▶ **Document extract**:
--------------------
RICHMOND, Va. (BP) — “Water, water, everywhere, nor any drop to drink.”

In “The Rime of the Ancient Mariner,” sailors go mad with thirst under a scorching sun as their cursed vessel sits, day after day, “idle as a painted ship upon a painted ocean.”

Erich Bridges

Thirsty in the midst of an ocean: Sounds like our relationship to the ever-increasing torrent of information flooding us from every direction. We can’t even begin to absorb it, much less use it effectively.

“Information workers, who comprise about 63 percent of the U.S. workforce, are each bombarded with 1.6 gigabytes of information on average every day through emails, reports, blogs, text messages, calls, and more,” writes Andrea Coombes of The Wall Street Journal.

Drenched in this waterfall of data, we often remain dehydrated when it comes to the knowledge and insights we need to understand God’s world and how to respond to it.

Several pastors and mission ministers recently were asked what they read regularly. They cited multiple types of print and digital media, but said they needed more than information. They want handles, context, practical tools they can use to get their families and churches involved in the wider world.

At the very moment when all kinds of media are multiplying, one of the best tools available for understanding the onslaught of information is on life support: journalism. For all their biases and shortcomings, good newspapers tell us what is happening, where and when it’s happening and, often, why it’s happening.
--------------------
▶ **Problems**:
A – In the column on information overload, what share of the U.S. workforce do information workers make up?
B – From the column on information overload, reproduce the passage between "Erich Bridges" and "use it effectively.", inclusive, substituting "stream" for "torrent".
--------------------
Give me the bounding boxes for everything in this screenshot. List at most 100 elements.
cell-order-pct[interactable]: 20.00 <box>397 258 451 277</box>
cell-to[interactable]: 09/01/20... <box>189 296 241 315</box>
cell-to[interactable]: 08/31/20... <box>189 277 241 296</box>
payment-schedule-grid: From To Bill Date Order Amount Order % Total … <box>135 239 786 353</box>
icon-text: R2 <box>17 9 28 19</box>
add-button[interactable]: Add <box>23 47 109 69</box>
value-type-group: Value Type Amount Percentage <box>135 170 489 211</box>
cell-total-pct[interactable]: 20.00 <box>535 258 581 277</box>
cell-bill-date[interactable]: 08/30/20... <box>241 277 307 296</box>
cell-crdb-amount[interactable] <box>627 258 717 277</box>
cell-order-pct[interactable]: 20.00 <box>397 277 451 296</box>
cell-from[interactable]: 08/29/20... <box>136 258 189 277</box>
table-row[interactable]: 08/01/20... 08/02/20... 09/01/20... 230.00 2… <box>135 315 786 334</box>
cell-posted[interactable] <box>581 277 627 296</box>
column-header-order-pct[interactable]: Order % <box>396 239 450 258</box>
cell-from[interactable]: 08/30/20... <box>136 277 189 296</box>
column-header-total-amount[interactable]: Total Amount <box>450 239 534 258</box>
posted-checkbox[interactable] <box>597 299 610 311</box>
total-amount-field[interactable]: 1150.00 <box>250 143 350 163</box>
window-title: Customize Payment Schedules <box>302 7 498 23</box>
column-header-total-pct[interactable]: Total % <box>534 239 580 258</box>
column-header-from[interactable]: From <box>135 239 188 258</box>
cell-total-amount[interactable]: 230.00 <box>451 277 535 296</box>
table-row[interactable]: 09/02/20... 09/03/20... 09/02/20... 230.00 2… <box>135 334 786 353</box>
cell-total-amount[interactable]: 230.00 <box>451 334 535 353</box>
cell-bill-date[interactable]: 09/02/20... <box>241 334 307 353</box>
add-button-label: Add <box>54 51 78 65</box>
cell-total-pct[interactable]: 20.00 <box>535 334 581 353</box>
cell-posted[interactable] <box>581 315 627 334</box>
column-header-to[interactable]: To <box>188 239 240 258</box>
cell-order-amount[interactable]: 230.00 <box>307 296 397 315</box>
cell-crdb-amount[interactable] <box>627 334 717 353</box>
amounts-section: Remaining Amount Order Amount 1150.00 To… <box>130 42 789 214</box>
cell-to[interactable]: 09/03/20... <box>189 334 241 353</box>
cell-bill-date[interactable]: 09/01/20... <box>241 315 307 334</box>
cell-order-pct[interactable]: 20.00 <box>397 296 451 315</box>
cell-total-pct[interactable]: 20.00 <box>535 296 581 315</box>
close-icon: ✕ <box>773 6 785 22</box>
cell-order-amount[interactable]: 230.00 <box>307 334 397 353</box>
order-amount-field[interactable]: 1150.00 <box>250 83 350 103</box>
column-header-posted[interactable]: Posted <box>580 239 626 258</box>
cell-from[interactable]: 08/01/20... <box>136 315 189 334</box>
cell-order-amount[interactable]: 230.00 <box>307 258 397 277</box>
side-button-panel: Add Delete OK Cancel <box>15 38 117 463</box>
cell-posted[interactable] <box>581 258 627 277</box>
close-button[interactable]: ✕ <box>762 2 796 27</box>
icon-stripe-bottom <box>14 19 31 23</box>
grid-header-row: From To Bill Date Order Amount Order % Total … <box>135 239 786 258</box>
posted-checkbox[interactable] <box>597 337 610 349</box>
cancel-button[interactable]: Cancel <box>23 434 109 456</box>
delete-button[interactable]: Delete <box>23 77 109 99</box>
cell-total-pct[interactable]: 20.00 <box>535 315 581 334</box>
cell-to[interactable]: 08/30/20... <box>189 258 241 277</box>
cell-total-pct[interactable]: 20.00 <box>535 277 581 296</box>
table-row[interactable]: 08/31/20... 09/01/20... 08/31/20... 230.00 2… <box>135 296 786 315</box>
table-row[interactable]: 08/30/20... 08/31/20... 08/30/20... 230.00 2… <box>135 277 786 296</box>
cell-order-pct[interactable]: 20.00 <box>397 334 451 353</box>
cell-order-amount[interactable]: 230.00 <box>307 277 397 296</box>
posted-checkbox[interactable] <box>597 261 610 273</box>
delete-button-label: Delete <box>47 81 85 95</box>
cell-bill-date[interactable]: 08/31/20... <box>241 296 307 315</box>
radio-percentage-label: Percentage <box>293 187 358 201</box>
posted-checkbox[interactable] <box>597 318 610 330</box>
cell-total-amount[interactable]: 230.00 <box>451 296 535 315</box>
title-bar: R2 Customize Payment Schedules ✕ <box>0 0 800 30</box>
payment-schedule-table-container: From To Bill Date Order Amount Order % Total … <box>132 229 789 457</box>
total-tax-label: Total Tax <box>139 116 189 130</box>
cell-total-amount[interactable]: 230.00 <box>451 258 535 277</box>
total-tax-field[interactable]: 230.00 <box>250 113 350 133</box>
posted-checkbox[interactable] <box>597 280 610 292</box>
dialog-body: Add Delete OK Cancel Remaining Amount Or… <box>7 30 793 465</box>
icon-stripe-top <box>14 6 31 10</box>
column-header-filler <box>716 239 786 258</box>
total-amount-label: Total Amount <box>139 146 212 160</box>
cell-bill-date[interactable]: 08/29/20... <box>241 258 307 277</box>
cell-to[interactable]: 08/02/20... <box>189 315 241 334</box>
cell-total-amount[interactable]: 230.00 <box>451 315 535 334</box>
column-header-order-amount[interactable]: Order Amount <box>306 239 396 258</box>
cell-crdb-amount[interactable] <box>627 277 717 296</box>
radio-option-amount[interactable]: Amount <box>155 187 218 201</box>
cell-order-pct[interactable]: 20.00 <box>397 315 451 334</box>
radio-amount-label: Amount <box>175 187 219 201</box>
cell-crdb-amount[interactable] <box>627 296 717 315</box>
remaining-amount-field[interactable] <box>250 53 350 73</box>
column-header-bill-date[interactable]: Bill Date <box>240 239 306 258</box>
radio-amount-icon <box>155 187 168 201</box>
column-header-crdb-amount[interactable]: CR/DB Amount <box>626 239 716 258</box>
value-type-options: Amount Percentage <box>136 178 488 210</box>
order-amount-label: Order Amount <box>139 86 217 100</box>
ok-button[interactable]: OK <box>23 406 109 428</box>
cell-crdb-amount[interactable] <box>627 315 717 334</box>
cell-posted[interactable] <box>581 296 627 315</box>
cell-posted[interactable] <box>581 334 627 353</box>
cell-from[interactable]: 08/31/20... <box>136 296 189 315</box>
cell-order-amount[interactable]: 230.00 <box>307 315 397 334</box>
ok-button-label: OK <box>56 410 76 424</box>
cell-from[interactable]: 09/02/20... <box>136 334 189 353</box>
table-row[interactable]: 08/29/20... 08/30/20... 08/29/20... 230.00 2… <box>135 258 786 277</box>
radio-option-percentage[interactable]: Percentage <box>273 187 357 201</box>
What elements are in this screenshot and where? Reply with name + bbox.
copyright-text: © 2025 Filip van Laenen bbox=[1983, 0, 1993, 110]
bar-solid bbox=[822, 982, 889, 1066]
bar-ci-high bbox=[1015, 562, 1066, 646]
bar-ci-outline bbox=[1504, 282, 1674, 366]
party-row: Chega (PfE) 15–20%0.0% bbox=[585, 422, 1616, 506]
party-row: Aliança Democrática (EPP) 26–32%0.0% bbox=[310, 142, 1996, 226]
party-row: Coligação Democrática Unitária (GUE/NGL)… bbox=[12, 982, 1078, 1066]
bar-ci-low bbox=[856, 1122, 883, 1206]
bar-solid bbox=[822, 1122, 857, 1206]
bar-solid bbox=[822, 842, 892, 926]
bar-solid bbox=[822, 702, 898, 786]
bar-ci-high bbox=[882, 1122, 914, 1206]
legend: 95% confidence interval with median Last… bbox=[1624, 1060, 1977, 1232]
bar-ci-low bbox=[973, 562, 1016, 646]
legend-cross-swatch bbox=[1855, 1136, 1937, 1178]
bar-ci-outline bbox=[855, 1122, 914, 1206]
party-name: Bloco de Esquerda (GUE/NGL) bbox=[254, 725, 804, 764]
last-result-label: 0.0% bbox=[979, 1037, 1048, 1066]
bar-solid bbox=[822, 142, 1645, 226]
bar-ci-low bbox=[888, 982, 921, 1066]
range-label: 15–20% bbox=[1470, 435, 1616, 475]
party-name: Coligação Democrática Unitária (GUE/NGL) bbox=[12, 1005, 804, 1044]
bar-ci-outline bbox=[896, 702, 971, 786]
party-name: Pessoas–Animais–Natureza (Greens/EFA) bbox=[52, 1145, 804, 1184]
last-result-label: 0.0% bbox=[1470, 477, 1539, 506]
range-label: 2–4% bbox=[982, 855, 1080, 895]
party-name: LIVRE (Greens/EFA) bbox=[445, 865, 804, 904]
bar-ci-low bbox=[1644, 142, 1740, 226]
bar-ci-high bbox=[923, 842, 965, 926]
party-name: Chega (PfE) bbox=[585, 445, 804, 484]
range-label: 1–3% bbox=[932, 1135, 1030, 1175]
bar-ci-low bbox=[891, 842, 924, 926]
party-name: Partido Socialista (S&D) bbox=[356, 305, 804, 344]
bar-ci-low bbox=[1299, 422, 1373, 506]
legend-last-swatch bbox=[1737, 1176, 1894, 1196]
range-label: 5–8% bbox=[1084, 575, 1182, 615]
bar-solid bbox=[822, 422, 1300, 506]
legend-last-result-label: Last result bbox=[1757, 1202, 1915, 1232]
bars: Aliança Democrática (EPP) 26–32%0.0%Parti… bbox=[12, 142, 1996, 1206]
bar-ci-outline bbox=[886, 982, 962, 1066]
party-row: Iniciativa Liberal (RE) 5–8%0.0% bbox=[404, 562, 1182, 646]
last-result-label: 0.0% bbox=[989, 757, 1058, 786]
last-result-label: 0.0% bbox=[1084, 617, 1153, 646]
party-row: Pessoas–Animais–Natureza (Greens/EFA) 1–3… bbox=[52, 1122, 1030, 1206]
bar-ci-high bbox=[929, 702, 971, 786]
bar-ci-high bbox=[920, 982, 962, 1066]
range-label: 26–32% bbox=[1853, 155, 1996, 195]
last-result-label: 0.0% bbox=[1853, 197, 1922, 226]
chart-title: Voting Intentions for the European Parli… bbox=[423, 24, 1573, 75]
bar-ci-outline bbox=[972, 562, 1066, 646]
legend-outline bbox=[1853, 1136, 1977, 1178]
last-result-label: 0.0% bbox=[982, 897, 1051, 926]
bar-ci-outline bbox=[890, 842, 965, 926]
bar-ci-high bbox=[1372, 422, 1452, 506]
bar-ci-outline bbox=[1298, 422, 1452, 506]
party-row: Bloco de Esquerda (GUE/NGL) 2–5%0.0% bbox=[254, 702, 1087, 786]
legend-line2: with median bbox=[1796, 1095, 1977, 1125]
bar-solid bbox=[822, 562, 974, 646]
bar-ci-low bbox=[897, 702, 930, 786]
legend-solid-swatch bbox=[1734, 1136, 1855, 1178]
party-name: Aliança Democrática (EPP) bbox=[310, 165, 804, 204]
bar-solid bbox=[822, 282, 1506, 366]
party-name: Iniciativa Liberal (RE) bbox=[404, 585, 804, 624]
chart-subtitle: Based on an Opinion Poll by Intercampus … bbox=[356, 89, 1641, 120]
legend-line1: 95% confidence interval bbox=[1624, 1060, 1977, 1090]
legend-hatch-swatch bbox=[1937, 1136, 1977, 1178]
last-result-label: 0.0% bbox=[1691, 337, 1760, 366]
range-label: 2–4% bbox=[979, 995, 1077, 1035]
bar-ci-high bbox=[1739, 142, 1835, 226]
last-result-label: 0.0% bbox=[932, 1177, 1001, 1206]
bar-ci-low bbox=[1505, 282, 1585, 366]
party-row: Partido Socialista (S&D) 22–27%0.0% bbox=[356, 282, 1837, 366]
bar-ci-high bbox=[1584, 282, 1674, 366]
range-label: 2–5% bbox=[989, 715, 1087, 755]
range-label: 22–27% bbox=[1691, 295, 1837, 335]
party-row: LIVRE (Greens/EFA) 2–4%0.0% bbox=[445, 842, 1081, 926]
--------------------
▶ **Exercise solutions**:
A – About 63 percent.

B –
Erich Bridges

Thirsty in the midst of an ocean: Sounds like our relationship to the ever-increasing stream of information flooding us from every direction. We can’t even begin to absorb it, much less use it effectively.